§ REQUIREMENTS:
Search the material below for the word "Signal". Copy every line that has it.

─── DATASET EXCERPTS ───

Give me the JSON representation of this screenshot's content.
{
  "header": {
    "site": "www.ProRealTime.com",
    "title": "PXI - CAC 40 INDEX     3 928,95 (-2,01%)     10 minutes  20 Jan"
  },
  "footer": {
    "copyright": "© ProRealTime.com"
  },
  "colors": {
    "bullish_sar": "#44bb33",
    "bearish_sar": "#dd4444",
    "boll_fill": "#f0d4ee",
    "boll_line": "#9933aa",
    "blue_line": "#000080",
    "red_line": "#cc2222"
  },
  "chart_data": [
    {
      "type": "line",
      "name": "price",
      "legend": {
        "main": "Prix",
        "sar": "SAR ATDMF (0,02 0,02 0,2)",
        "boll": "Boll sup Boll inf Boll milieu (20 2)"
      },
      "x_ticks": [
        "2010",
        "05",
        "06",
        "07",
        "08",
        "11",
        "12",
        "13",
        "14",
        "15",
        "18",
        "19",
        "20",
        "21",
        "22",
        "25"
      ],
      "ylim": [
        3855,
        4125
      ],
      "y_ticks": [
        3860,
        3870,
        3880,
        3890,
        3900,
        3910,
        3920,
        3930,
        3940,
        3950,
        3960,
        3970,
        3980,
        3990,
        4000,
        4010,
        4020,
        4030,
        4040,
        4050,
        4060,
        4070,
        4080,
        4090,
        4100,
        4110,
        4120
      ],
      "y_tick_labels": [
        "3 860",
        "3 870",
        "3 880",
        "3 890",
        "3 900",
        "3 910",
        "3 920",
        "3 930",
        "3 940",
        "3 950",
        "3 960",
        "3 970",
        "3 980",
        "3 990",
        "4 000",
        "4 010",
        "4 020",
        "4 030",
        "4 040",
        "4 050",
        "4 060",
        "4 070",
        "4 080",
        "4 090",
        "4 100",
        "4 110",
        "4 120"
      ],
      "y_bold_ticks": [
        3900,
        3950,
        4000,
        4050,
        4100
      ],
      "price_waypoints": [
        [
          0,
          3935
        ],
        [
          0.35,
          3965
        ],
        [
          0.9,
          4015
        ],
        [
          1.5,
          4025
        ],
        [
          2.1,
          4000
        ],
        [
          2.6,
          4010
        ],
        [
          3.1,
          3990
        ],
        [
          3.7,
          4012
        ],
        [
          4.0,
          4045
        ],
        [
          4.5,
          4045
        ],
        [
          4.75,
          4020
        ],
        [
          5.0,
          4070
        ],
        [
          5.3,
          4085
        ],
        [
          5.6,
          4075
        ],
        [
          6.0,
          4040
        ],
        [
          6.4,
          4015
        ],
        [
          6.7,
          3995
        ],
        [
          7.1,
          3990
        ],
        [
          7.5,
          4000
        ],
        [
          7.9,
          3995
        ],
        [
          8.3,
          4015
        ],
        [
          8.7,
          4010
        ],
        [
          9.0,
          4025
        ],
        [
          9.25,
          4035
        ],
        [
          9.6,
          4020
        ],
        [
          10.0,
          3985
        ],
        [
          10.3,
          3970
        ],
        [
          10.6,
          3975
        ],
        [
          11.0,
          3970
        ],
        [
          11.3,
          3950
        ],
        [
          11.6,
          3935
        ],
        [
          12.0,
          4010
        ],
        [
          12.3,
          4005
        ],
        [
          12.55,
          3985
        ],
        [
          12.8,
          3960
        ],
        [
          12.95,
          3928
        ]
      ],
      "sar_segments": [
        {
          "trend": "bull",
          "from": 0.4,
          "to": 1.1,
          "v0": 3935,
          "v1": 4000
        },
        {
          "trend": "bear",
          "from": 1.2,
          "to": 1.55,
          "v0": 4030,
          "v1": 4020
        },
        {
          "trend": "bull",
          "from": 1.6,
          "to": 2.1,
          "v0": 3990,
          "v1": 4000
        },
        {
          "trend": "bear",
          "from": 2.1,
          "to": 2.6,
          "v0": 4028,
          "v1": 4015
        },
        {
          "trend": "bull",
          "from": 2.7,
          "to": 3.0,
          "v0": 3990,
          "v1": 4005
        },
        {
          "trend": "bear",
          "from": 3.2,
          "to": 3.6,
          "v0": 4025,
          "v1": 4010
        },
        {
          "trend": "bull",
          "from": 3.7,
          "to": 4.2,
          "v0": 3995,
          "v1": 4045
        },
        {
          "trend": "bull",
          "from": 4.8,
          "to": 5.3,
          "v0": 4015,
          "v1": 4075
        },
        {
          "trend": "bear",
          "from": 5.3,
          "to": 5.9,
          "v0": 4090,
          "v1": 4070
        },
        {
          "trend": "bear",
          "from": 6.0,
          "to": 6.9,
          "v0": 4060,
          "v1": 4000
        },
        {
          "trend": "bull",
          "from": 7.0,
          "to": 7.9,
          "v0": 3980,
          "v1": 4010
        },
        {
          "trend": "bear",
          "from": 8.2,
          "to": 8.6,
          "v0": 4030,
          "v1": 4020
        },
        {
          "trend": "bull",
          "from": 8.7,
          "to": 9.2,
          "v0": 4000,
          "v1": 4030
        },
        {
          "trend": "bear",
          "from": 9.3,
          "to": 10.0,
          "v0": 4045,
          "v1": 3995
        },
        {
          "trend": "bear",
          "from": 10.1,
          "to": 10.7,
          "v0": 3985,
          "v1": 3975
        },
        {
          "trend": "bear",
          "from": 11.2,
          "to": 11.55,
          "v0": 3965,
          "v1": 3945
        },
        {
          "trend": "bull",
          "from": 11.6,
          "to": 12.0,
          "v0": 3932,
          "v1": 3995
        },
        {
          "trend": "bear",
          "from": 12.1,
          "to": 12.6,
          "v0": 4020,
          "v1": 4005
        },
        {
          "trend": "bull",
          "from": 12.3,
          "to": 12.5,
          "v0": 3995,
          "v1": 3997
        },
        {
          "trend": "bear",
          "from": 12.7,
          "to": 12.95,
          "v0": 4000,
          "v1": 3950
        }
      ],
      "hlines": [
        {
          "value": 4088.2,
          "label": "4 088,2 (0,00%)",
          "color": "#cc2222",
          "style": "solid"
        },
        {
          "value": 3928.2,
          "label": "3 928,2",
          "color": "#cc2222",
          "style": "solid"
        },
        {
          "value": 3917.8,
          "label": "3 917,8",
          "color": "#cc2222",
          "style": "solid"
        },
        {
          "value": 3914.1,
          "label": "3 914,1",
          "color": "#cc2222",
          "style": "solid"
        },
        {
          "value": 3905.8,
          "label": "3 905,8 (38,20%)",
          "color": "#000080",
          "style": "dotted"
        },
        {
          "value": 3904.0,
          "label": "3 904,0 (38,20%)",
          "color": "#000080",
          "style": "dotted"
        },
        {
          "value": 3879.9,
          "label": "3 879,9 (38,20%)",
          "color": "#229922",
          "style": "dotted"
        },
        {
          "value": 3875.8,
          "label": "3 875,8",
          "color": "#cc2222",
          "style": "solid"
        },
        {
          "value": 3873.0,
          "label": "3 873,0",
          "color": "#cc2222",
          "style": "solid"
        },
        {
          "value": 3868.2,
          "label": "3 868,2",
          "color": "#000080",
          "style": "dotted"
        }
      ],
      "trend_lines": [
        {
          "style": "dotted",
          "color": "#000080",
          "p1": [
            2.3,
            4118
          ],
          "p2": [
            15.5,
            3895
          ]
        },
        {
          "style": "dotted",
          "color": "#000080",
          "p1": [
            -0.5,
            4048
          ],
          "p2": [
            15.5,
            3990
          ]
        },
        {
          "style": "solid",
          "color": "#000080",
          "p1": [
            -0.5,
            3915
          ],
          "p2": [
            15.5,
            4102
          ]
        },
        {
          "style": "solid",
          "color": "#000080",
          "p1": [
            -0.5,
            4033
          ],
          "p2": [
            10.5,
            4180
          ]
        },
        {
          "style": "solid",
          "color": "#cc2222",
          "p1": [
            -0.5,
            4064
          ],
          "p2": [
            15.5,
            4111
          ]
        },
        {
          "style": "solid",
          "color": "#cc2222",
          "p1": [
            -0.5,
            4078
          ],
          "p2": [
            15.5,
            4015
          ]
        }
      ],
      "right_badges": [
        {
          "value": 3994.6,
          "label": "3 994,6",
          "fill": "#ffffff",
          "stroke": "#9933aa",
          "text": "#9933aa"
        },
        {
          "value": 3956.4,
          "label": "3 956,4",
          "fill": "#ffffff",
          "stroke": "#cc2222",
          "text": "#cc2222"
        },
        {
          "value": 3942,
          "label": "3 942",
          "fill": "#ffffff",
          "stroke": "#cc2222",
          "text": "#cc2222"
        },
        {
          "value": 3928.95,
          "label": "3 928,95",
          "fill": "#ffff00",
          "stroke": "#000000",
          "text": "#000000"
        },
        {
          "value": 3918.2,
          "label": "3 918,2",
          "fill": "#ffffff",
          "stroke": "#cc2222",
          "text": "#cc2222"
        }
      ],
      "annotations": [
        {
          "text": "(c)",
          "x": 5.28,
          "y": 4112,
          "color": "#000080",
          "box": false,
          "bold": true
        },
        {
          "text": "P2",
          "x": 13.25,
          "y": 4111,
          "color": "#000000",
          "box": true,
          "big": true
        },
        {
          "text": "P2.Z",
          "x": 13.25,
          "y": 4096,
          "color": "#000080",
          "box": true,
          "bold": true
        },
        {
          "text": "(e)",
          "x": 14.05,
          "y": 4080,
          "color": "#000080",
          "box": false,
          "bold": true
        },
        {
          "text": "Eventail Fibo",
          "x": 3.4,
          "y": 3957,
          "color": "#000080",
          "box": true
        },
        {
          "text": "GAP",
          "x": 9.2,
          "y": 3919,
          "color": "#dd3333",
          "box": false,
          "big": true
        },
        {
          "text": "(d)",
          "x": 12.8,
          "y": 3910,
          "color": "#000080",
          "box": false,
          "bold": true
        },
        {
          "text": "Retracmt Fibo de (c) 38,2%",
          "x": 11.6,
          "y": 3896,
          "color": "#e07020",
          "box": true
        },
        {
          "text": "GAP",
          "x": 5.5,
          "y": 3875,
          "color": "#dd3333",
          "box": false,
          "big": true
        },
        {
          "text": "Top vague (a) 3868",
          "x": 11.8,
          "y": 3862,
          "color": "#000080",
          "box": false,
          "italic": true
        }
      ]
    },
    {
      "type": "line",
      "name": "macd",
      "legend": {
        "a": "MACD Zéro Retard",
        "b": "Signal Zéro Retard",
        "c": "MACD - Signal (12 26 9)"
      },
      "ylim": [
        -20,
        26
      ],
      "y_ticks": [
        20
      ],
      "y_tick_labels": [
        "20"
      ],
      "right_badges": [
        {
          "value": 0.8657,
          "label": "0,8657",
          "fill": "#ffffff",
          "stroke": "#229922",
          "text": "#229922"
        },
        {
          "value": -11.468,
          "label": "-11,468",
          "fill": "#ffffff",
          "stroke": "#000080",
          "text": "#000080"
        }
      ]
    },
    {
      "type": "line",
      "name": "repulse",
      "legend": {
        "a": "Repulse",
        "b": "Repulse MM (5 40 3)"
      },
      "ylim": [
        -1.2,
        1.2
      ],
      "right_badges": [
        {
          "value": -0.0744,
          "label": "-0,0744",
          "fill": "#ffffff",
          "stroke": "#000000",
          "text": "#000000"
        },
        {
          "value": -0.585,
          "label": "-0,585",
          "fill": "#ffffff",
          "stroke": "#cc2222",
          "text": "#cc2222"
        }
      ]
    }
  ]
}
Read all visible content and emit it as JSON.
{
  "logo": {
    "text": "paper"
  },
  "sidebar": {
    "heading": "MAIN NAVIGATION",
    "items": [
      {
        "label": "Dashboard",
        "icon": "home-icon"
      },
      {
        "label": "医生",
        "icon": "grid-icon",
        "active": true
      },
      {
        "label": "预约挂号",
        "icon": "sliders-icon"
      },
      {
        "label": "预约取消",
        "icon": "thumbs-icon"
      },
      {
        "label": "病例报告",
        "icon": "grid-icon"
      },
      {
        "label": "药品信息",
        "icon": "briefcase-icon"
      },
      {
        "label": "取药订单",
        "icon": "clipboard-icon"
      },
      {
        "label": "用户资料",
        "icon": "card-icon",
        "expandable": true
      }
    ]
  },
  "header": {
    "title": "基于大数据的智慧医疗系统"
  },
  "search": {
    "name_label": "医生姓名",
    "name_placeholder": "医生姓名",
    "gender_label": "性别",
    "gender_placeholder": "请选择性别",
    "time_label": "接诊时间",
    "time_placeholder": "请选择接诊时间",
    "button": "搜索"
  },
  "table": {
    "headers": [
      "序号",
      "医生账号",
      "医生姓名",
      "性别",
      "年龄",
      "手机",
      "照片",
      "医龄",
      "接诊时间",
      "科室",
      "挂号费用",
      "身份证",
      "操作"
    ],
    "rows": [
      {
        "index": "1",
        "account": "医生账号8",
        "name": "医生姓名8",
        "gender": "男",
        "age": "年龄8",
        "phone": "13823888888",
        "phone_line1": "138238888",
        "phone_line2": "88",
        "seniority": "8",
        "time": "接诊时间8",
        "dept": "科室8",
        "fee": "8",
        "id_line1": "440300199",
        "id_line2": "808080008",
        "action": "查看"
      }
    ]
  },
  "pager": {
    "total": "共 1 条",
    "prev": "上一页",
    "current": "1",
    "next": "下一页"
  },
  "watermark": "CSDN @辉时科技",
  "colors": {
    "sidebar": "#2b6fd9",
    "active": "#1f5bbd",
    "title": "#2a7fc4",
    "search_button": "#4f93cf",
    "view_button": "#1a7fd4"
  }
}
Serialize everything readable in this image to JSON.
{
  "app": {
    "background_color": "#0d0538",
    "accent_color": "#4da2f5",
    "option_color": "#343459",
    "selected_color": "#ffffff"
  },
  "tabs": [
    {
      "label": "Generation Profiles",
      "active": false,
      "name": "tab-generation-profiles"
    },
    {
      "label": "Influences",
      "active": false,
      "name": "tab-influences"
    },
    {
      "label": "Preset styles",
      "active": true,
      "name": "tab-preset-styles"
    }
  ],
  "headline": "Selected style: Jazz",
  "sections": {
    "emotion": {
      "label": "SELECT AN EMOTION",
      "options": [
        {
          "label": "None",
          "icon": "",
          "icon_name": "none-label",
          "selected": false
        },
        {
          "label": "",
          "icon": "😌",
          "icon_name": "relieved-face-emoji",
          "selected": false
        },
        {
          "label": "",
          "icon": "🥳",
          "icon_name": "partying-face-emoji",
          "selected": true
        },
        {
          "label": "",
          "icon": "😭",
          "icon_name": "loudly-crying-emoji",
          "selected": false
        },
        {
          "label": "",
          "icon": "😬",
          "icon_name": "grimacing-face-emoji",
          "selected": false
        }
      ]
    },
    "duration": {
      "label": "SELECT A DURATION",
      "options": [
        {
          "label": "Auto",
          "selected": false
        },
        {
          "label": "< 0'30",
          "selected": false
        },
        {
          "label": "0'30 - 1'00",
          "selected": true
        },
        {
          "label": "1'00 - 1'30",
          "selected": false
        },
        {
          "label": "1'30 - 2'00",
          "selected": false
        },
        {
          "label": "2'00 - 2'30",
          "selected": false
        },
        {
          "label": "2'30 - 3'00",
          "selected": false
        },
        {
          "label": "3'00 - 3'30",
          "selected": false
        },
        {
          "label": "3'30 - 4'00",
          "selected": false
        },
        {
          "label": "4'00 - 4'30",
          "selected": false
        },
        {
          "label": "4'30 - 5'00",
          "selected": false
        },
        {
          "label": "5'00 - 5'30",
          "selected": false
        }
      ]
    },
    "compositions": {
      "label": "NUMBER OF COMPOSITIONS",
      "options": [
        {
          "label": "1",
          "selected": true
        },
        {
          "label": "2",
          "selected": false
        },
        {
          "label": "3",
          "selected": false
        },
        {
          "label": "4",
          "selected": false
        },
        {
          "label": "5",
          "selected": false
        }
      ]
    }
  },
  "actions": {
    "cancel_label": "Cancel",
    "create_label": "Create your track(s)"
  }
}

───

§ WRITTEN REPLY:
        "b": "Signal Zéro Retard",
        "c": "MACD - Signal (12 26 9)"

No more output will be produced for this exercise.